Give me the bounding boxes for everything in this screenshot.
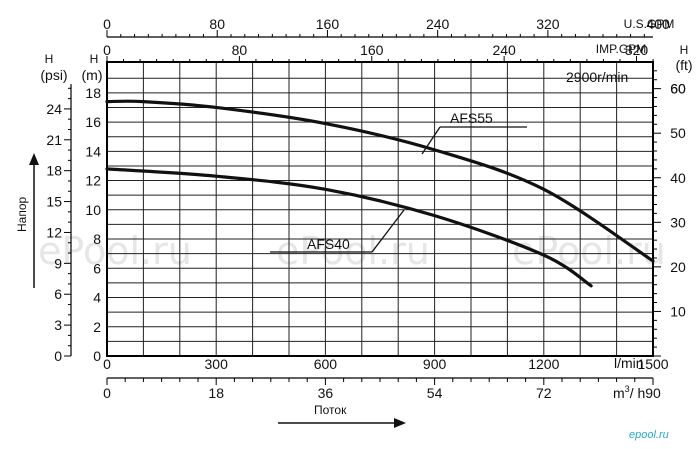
ft-axis-unit: (ft) bbox=[675, 57, 692, 73]
m3h-tick-label: 18 bbox=[208, 385, 224, 401]
ft-tick-label: 30 bbox=[670, 214, 686, 230]
us-gpm-tick-label: 240 bbox=[426, 16, 450, 32]
curve-label-afs40: AFS40 bbox=[307, 236, 350, 252]
imp-gpm-tick-label: 240 bbox=[492, 42, 516, 58]
m-tick-label: 16 bbox=[85, 114, 101, 130]
lmin-unit: l/min bbox=[614, 355, 644, 371]
m3h-tick-label: 72 bbox=[536, 385, 552, 401]
m3h-tick-label: 0 bbox=[103, 385, 111, 401]
corner-logo: epool.ru bbox=[629, 429, 669, 441]
psi-tick-label: 15 bbox=[46, 194, 62, 210]
speed-label: 2900r/min bbox=[566, 69, 628, 85]
y-axis-label: Напор bbox=[15, 196, 29, 232]
psi-tick-label: 6 bbox=[54, 286, 62, 302]
lmin-tick-label: 900 bbox=[423, 356, 447, 372]
lmin-tick-label: 600 bbox=[314, 356, 338, 372]
ft-tick-label: 40 bbox=[670, 170, 686, 186]
m-tick-label: 6 bbox=[93, 260, 101, 276]
m3h-tick-label: 90 bbox=[645, 385, 661, 401]
m3h-tick-label: 36 bbox=[318, 385, 334, 401]
m-tick-label: 4 bbox=[93, 290, 101, 306]
m-tick-label: 18 bbox=[85, 85, 101, 101]
lmin-tick-label: 300 bbox=[205, 356, 229, 372]
imp-gpm-unit: IMP.GPM bbox=[596, 42, 646, 56]
us-gpm-tick-label: 320 bbox=[536, 16, 560, 32]
m-tick-label: 8 bbox=[93, 231, 101, 247]
psi-tick-label: 0 bbox=[54, 348, 62, 364]
ft-tick-label: 60 bbox=[670, 81, 686, 97]
psi-tick-label: 12 bbox=[46, 224, 62, 240]
m-tick-label: 12 bbox=[85, 173, 101, 189]
watermark-text: ePool.ru bbox=[276, 229, 430, 273]
m3h-unit: m3/ h bbox=[613, 384, 645, 401]
us-gpm-tick-label: 160 bbox=[316, 16, 340, 32]
m3h-tick-label: 54 bbox=[427, 385, 443, 401]
x-axis-label: Поток bbox=[314, 403, 347, 417]
us-gpm-tick-label: 80 bbox=[209, 16, 225, 32]
m-axis-title: H bbox=[90, 52, 99, 66]
ft-tick-label: 10 bbox=[670, 303, 686, 319]
m-tick-label: 14 bbox=[85, 143, 101, 159]
curve-label-afs55: AFS55 bbox=[450, 110, 493, 126]
lmin-tick-label: 1200 bbox=[528, 356, 559, 372]
psi-tick-label: 9 bbox=[54, 255, 62, 271]
imp-gpm-tick-label: 160 bbox=[360, 42, 384, 58]
us-gpm-tick-label: 0 bbox=[103, 16, 111, 32]
ft-tick-label: 20 bbox=[670, 259, 686, 275]
m-tick-label: 0 bbox=[93, 348, 101, 364]
imp-gpm-tick-label: 80 bbox=[232, 42, 248, 58]
psi-axis-unit: (psi) bbox=[40, 67, 67, 83]
psi-tick-label: 24 bbox=[46, 101, 62, 117]
lmin-tick-label: 0 bbox=[103, 356, 111, 372]
psi-axis-title: H bbox=[45, 52, 54, 66]
m-tick-label: 2 bbox=[93, 319, 101, 335]
psi-tick-label: 3 bbox=[54, 317, 62, 333]
m-tick-label: 10 bbox=[85, 202, 101, 218]
imp-gpm-tick-label: 0 bbox=[103, 42, 111, 58]
y-arrow-head bbox=[29, 153, 39, 165]
labels bbox=[29, 127, 527, 428]
ft-tick-label: 50 bbox=[670, 125, 686, 141]
ft-axis-title: H bbox=[680, 43, 689, 57]
psi-tick-label: 18 bbox=[46, 163, 62, 179]
m-axis-unit: (m) bbox=[82, 67, 103, 83]
us-gpm-unit: U.S.GPM bbox=[624, 17, 675, 31]
psi-tick-label: 21 bbox=[46, 132, 62, 148]
x-arrow-head bbox=[394, 418, 406, 428]
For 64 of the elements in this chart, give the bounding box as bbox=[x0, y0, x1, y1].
━━━━━━━━━━━━━━━━
Rewrite the listing with "screenshot" replaced by "image" and everything else unchanged. Leave the pictures out.

Give me the bounding boxes for everything in this image.
ft-axis-unit: (ft) bbox=[675, 57, 692, 73]
m3h-tick-label: 18 bbox=[208, 385, 224, 401]
ft-tick-label: 30 bbox=[670, 214, 686, 230]
us-gpm-tick-label: 240 bbox=[426, 16, 450, 32]
curve-label-afs40: AFS40 bbox=[307, 236, 350, 252]
imp-gpm-tick-label: 240 bbox=[492, 42, 516, 58]
m-tick-label: 16 bbox=[85, 114, 101, 130]
lmin-unit: l/min bbox=[614, 355, 644, 371]
m3h-tick-label: 72 bbox=[536, 385, 552, 401]
m3h-tick-label: 0 bbox=[103, 385, 111, 401]
corner-logo: epool.ru bbox=[629, 429, 669, 441]
psi-tick-label: 15 bbox=[46, 194, 62, 210]
speed-label: 2900r/min bbox=[566, 69, 628, 85]
y-axis-label: Напор bbox=[15, 196, 29, 232]
psi-tick-label: 6 bbox=[54, 286, 62, 302]
lmin-tick-label: 900 bbox=[423, 356, 447, 372]
lmin-tick-label: 600 bbox=[314, 356, 338, 372]
ft-tick-label: 40 bbox=[670, 170, 686, 186]
m-tick-label: 6 bbox=[93, 260, 101, 276]
m3h-tick-label: 90 bbox=[645, 385, 661, 401]
m3h-tick-label: 36 bbox=[318, 385, 334, 401]
m-tick-label: 4 bbox=[93, 290, 101, 306]
m-tick-label: 18 bbox=[85, 85, 101, 101]
lmin-tick-label: 300 bbox=[205, 356, 229, 372]
imp-gpm-unit: IMP.GPM bbox=[596, 42, 646, 56]
us-gpm-tick-label: 320 bbox=[536, 16, 560, 32]
m-tick-label: 8 bbox=[93, 231, 101, 247]
psi-tick-label: 0 bbox=[54, 348, 62, 364]
ft-tick-label: 60 bbox=[670, 81, 686, 97]
psi-tick-label: 12 bbox=[46, 224, 62, 240]
m-tick-label: 12 bbox=[85, 173, 101, 189]
watermark-text: ePool.ru bbox=[276, 229, 430, 273]
m3h-unit: m3/ h bbox=[613, 384, 645, 401]
us-gpm-tick-label: 160 bbox=[316, 16, 340, 32]
m3h-tick-label: 54 bbox=[427, 385, 443, 401]
x-axis-label: Поток bbox=[314, 403, 347, 417]
us-gpm-tick-label: 80 bbox=[209, 16, 225, 32]
m-axis-title: H bbox=[90, 52, 99, 66]
ft-tick-label: 10 bbox=[670, 303, 686, 319]
m-tick-label: 14 bbox=[85, 143, 101, 159]
curve-label-afs55: AFS55 bbox=[450, 110, 493, 126]
lmin-tick-label: 1200 bbox=[528, 356, 559, 372]
psi-tick-label: 9 bbox=[54, 255, 62, 271]
imp-gpm-tick-label: 160 bbox=[360, 42, 384, 58]
us-gpm-tick-label: 0 bbox=[103, 16, 111, 32]
ft-tick-label: 20 bbox=[670, 259, 686, 275]
m-tick-label: 0 bbox=[93, 348, 101, 364]
imp-gpm-tick-label: 80 bbox=[232, 42, 248, 58]
psi-axis-unit: (psi) bbox=[40, 67, 67, 83]
psi-tick-label: 24 bbox=[46, 101, 62, 117]
lmin-tick-label: 0 bbox=[103, 356, 111, 372]
psi-axis-title: H bbox=[45, 52, 54, 66]
m-tick-label: 2 bbox=[93, 319, 101, 335]
psi-tick-label: 3 bbox=[54, 317, 62, 333]
m-tick-label: 10 bbox=[85, 202, 101, 218]
imp-gpm-tick-label: 0 bbox=[103, 42, 111, 58]
y-arrow-head bbox=[29, 153, 39, 165]
labels bbox=[29, 127, 527, 428]
ft-tick-label: 50 bbox=[670, 125, 686, 141]
ft-axis-title: H bbox=[680, 43, 689, 57]
psi-tick-label: 18 bbox=[46, 163, 62, 179]
m-axis-unit: (m) bbox=[82, 67, 103, 83]
us-gpm-unit: U.S.GPM bbox=[624, 17, 675, 31]
psi-tick-label: 21 bbox=[46, 132, 62, 148]
x-arrow-head bbox=[394, 418, 406, 428]
For 64 of the elements in this chart, give the bounding box as bbox=[x0, y0, x1, y1].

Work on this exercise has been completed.